- [Input material]:

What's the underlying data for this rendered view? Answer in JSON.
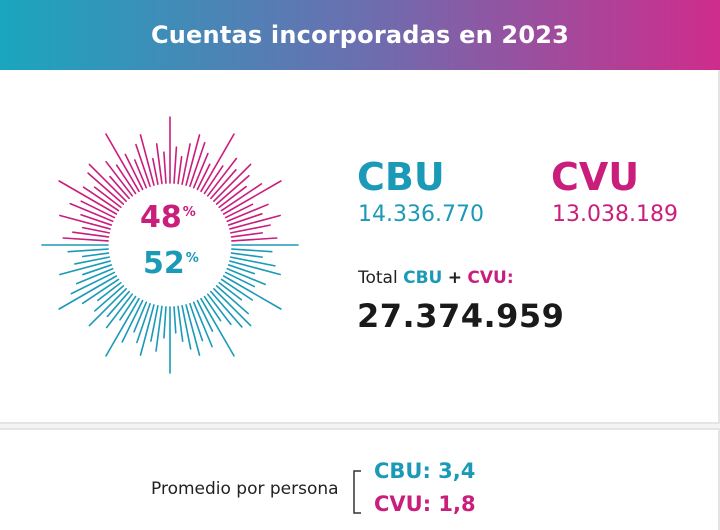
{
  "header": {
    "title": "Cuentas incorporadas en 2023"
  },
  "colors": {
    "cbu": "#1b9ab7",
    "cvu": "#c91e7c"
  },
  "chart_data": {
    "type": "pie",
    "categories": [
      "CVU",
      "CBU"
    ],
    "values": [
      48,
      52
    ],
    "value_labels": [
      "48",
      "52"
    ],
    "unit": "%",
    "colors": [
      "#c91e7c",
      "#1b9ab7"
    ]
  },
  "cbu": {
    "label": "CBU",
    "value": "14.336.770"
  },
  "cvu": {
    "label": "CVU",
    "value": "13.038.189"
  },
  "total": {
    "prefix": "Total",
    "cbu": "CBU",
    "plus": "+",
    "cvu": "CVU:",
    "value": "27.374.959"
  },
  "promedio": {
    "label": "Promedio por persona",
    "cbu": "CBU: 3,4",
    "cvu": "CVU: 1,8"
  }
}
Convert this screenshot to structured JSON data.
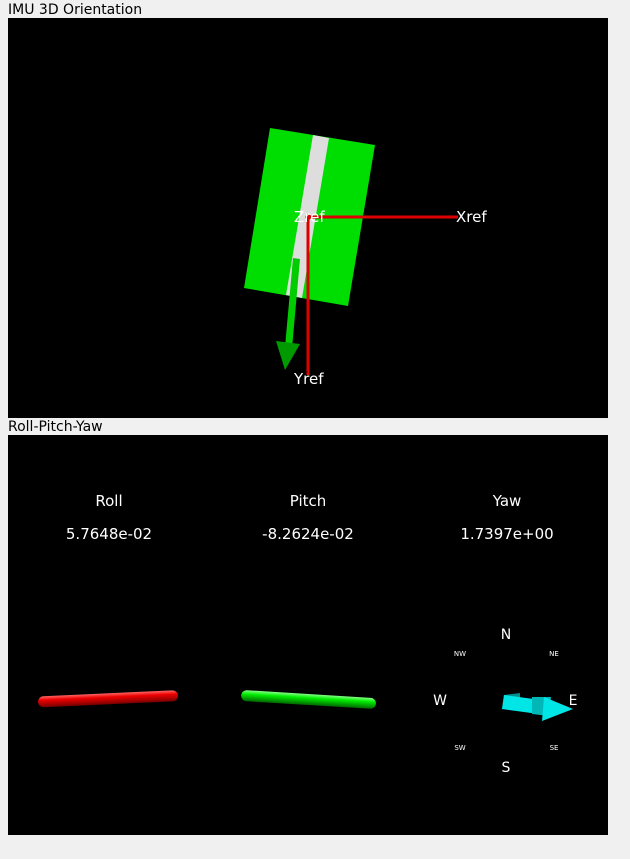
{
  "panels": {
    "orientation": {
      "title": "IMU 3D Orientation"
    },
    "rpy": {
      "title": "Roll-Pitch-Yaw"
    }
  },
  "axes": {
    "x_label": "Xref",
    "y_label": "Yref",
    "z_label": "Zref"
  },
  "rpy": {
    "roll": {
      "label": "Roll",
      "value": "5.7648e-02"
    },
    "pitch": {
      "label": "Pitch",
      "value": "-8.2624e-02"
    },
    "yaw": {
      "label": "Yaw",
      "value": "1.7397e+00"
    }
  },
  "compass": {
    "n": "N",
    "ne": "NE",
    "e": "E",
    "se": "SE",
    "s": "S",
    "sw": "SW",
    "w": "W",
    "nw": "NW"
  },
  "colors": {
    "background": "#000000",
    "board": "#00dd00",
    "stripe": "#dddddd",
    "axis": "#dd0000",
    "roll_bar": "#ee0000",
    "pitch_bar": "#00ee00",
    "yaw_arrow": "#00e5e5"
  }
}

- [Stated problem]: Every line above should be returned exactly; the pictures stay out.

- [Finished exercise]:
What's the underlying data for this rendered view? Answer in JSON.
{
  "header": {
    "title": "Cuentas incorporadas en 2023"
  },
  "colors": {
    "cbu": "#1b9ab7",
    "cvu": "#c91e7c"
  },
  "chart_data": {
    "type": "pie",
    "categories": [
      "CVU",
      "CBU"
    ],
    "values": [
      48,
      52
    ],
    "value_labels": [
      "48",
      "52"
    ],
    "unit": "%",
    "colors": [
      "#c91e7c",
      "#1b9ab7"
    ]
  },
  "cbu": {
    "label": "CBU",
    "value": "14.336.770"
  },
  "cvu": {
    "label": "CVU",
    "value": "13.038.189"
  },
  "total": {
    "prefix": "Total",
    "cbu": "CBU",
    "plus": "+",
    "cvu": "CVU:",
    "value": "27.374.959"
  },
  "promedio": {
    "label": "Promedio por persona",
    "cbu": "CBU: 3,4",
    "cvu": "CVU: 1,8"
  }
}
Convert this screenshot to structured JSON data.
{
  "panels": {
    "orientation": {
      "title": "IMU 3D Orientation"
    },
    "rpy": {
      "title": "Roll-Pitch-Yaw"
    }
  },
  "axes": {
    "x_label": "Xref",
    "y_label": "Yref",
    "z_label": "Zref"
  },
  "rpy": {
    "roll": {
      "label": "Roll",
      "value": "5.7648e-02"
    },
    "pitch": {
      "label": "Pitch",
      "value": "-8.2624e-02"
    },
    "yaw": {
      "label": "Yaw",
      "value": "1.7397e+00"
    }
  },
  "compass": {
    "n": "N",
    "ne": "NE",
    "e": "E",
    "se": "SE",
    "s": "S",
    "sw": "SW",
    "w": "W",
    "nw": "NW"
  },
  "colors": {
    "background": "#000000",
    "board": "#00dd00",
    "stripe": "#dddddd",
    "axis": "#dd0000",
    "roll_bar": "#ee0000",
    "pitch_bar": "#00ee00",
    "yaw_arrow": "#00e5e5"
  }
}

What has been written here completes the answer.